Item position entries
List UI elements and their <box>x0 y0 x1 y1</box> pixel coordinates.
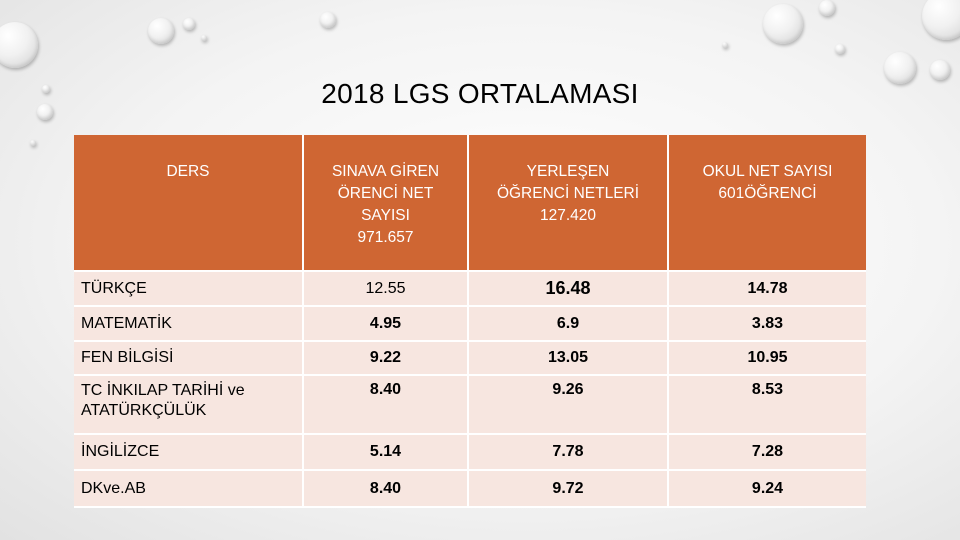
water-drop-decoration <box>763 4 803 44</box>
row-value: 16.48 <box>469 272 667 305</box>
water-drop-decoration <box>722 42 728 48</box>
water-drop-decoration <box>835 44 845 54</box>
header-text: SAYISI <box>361 207 410 224</box>
row-value: 9.26 <box>469 376 667 433</box>
table-row: İNGİLİZCE 5.14 7.78 7.28 <box>74 435 866 469</box>
row-value: 7.78 <box>469 435 667 469</box>
row-value: 9.24 <box>669 471 866 506</box>
table-row: FEN BİLGİSİ 9.22 13.05 10.95 <box>74 342 866 374</box>
water-drop-decoration <box>148 18 174 44</box>
lgs-average-table: DERS SINAVA GİREN ÖRENCİ NET SAYISI 971.… <box>74 135 866 508</box>
row-value: 4.95 <box>304 307 467 340</box>
header-text: YERLEŞEN <box>526 163 610 180</box>
header-text: ÖĞRENCİ NETLERİ <box>496 185 640 202</box>
row-ders: DKve.AB <box>74 471 302 506</box>
row-ders: MATEMATİK <box>74 307 302 340</box>
row-value: 14.78 <box>669 272 866 305</box>
header-placed-students: YERLEŞEN ÖĞRENCİ NETLERİ 127.420 <box>469 135 667 270</box>
row-value: 8.40 <box>304 376 467 433</box>
header-ders-label: DERS <box>166 163 210 180</box>
water-drop-decoration <box>201 35 207 41</box>
row-ders: TC İNKILAP TARİHİ ve ATATÜRKÇÜLÜK <box>74 376 302 433</box>
header-text: ÖRENCİ NET <box>337 185 434 202</box>
header-text: 971.657 <box>357 229 414 246</box>
row-value: 5.14 <box>304 435 467 469</box>
row-value: 10.95 <box>669 342 866 374</box>
header-text: OKUL NET SAYISI <box>702 163 833 180</box>
row-ders: İNGİLİZCE <box>74 435 302 469</box>
row-value: 3.83 <box>669 307 866 340</box>
water-drop-decoration <box>37 104 53 120</box>
table-row: TÜRKÇE 12.55 16.48 14.78 <box>74 272 866 305</box>
header-exam-takers: SINAVA GİREN ÖRENCİ NET SAYISI 971.657 <box>304 135 467 270</box>
water-drop-decoration <box>0 22 38 68</box>
water-drop-decoration <box>884 52 916 84</box>
table-row: DKve.AB 8.40 9.72 9.24 <box>74 471 866 506</box>
water-drop-decoration <box>922 0 960 40</box>
row-value: 9.22 <box>304 342 467 374</box>
page-title: 2018 LGS ORTALAMASI <box>321 78 639 109</box>
water-drop-decoration <box>42 85 50 93</box>
row-ders: FEN BİLGİSİ <box>74 342 302 374</box>
row-value: 9.72 <box>469 471 667 506</box>
header-text: SINAVA GİREN <box>331 163 440 180</box>
header-text: 127.420 <box>539 207 597 224</box>
header-school-net: OKUL NET SAYISI 601ÖĞRENCİ <box>669 135 866 270</box>
table-row: MATEMATİK 4.95 6.9 3.83 <box>74 307 866 340</box>
row-value: 8.53 <box>669 376 866 433</box>
water-drop-decoration <box>30 140 36 146</box>
water-drop-decoration <box>183 18 195 30</box>
row-ders: TÜRKÇE <box>74 272 302 305</box>
header-ders: DERS <box>74 135 302 270</box>
water-drop-decoration <box>320 12 336 28</box>
table-row: TC İNKILAP TARİHİ ve ATATÜRKÇÜLÜK 8.40 9… <box>74 376 866 433</box>
water-drop-decoration <box>930 60 950 80</box>
row-value: 7.28 <box>669 435 866 469</box>
water-drop-decoration <box>819 0 835 16</box>
header-text: 601ÖĞRENCİ <box>718 185 817 202</box>
row-value: 13.05 <box>469 342 667 374</box>
row-value: 12.55 <box>304 272 467 305</box>
row-value: 8.40 <box>304 471 467 506</box>
row-value: 6.9 <box>469 307 667 340</box>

_Given request_: Return every line of the material above unchanged, leaving out the pictures.

_Final result_:
List UI elements and their <box>x0 y0 x1 y1</box> pixel coordinates.
water-drop-decoration <box>763 4 803 44</box>
row-value: 16.48 <box>469 272 667 305</box>
water-drop-decoration <box>722 42 728 48</box>
water-drop-decoration <box>835 44 845 54</box>
header-text: SAYISI <box>361 207 410 224</box>
row-value: 9.26 <box>469 376 667 433</box>
table-row: İNGİLİZCE 5.14 7.78 7.28 <box>74 435 866 469</box>
row-value: 7.78 <box>469 435 667 469</box>
row-value: 9.24 <box>669 471 866 506</box>
table-row: FEN BİLGİSİ 9.22 13.05 10.95 <box>74 342 866 374</box>
water-drop-decoration <box>148 18 174 44</box>
lgs-average-table: DERS SINAVA GİREN ÖRENCİ NET SAYISI 971.… <box>74 135 866 508</box>
row-value: 4.95 <box>304 307 467 340</box>
header-text: YERLEŞEN <box>526 163 610 180</box>
header-text: ÖĞRENCİ NETLERİ <box>496 185 640 202</box>
row-ders: DKve.AB <box>74 471 302 506</box>
row-ders: MATEMATİK <box>74 307 302 340</box>
row-value: 14.78 <box>669 272 866 305</box>
header-placed-students: YERLEŞEN ÖĞRENCİ NETLERİ 127.420 <box>469 135 667 270</box>
row-value: 8.40 <box>304 376 467 433</box>
header-ders-label: DERS <box>166 163 210 180</box>
water-drop-decoration <box>201 35 207 41</box>
row-ders: TC İNKILAP TARİHİ ve ATATÜRKÇÜLÜK <box>74 376 302 433</box>
header-text: ÖRENCİ NET <box>337 185 434 202</box>
header-text: 971.657 <box>357 229 414 246</box>
row-value: 5.14 <box>304 435 467 469</box>
row-value: 10.95 <box>669 342 866 374</box>
header-text: OKUL NET SAYISI <box>702 163 833 180</box>
row-ders: İNGİLİZCE <box>74 435 302 469</box>
row-value: 3.83 <box>669 307 866 340</box>
water-drop-decoration <box>37 104 53 120</box>
table-row: TÜRKÇE 12.55 16.48 14.78 <box>74 272 866 305</box>
header-exam-takers: SINAVA GİREN ÖRENCİ NET SAYISI 971.657 <box>304 135 467 270</box>
water-drop-decoration <box>0 22 38 68</box>
water-drop-decoration <box>884 52 916 84</box>
table-row: DKve.AB 8.40 9.72 9.24 <box>74 471 866 506</box>
water-drop-decoration <box>922 0 960 40</box>
row-value: 9.22 <box>304 342 467 374</box>
page-title: 2018 LGS ORTALAMASI <box>321 78 639 109</box>
water-drop-decoration <box>42 85 50 93</box>
row-ders: FEN BİLGİSİ <box>74 342 302 374</box>
row-value: 9.72 <box>469 471 667 506</box>
header-text: SINAVA GİREN <box>331 163 440 180</box>
header-text: 127.420 <box>539 207 597 224</box>
header-school-net: OKUL NET SAYISI 601ÖĞRENCİ <box>669 135 866 270</box>
table-row: MATEMATİK 4.95 6.9 3.83 <box>74 307 866 340</box>
row-value: 8.53 <box>669 376 866 433</box>
water-drop-decoration <box>30 140 36 146</box>
water-drop-decoration <box>183 18 195 30</box>
row-ders: TÜRKÇE <box>74 272 302 305</box>
header-ders: DERS <box>74 135 302 270</box>
water-drop-decoration <box>320 12 336 28</box>
table-row: TC İNKILAP TARİHİ ve ATATÜRKÇÜLÜK 8.40 9… <box>74 376 866 433</box>
water-drop-decoration <box>930 60 950 80</box>
row-value: 7.28 <box>669 435 866 469</box>
water-drop-decoration <box>819 0 835 16</box>
header-text: 601ÖĞRENCİ <box>718 185 817 202</box>
row-value: 13.05 <box>469 342 667 374</box>
row-value: 12.55 <box>304 272 467 305</box>
row-value: 8.40 <box>304 471 467 506</box>
row-value: 6.9 <box>469 307 667 340</box>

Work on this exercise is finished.